_Extracted data entries:_

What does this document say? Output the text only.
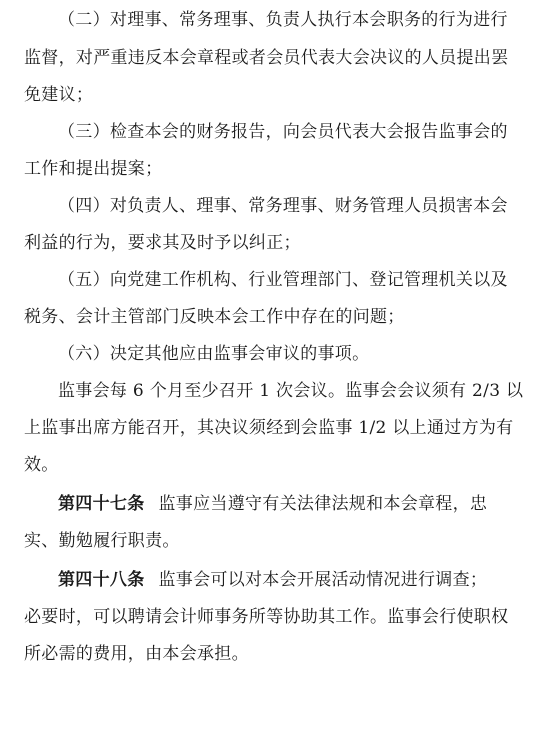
（二）对理事、常务理事、负责人执行本会职务的行为进行
监督，对严重违反本会章程或者会员代表大会决议的人员提出罢
免建议；
（三）检查本会的财务报告，向会员代表大会报告监事会的
工作和提出提案；
（四）对负责人、理事、常务理事、财务管理人员损害本会
利益的行为，要求其及时予以纠正；
（五）向党建工作机构、行业管理部门、登记管理机关以及
税务、会计主管部门反映本会工作中存在的问题；
（六）决定其他应由监事会审议的事项。
监事会每 6 个月至少召开 1 次会议。监事会会议须有 2/3 以
上监事出席方能召开，其决议须经到会监事 1/2 以上通过方为有
效。
第四十七条 监事应当遵守有关法律法规和本会章程，忠
实、勤勉履行职责。
第四十八条 监事会可以对本会开展活动情况进行调查；
必要时，可以聘请会计师事务所等协助其工作。监事会行使职权
所必需的费用，由本会承担。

_Goal of the exercise:_ Make an exact copy of every entry above, minus the images.

_Complete answer:_
What does this document say? Output the text only.
（二）对理事、常务理事、负责人执行本会职务的行为进行
监督，对严重违反本会章程或者会员代表大会决议的人员提出罢
免建议；
（三）检查本会的财务报告，向会员代表大会报告监事会的
工作和提出提案；
（四）对负责人、理事、常务理事、财务管理人员损害本会
利益的行为，要求其及时予以纠正；
（五）向党建工作机构、行业管理部门、登记管理机关以及
税务、会计主管部门反映本会工作中存在的问题；
（六）决定其他应由监事会审议的事项。
监事会每 6 个月至少召开 1 次会议。监事会会议须有 2/3 以
上监事出席方能召开，其决议须经到会监事 1/2 以上通过方为有
效。
第四十七条 监事应当遵守有关法律法规和本会章程，忠
实、勤勉履行职责。
第四十八条 监事会可以对本会开展活动情况进行调查；
必要时，可以聘请会计师事务所等协助其工作。监事会行使职权
所必需的费用，由本会承担。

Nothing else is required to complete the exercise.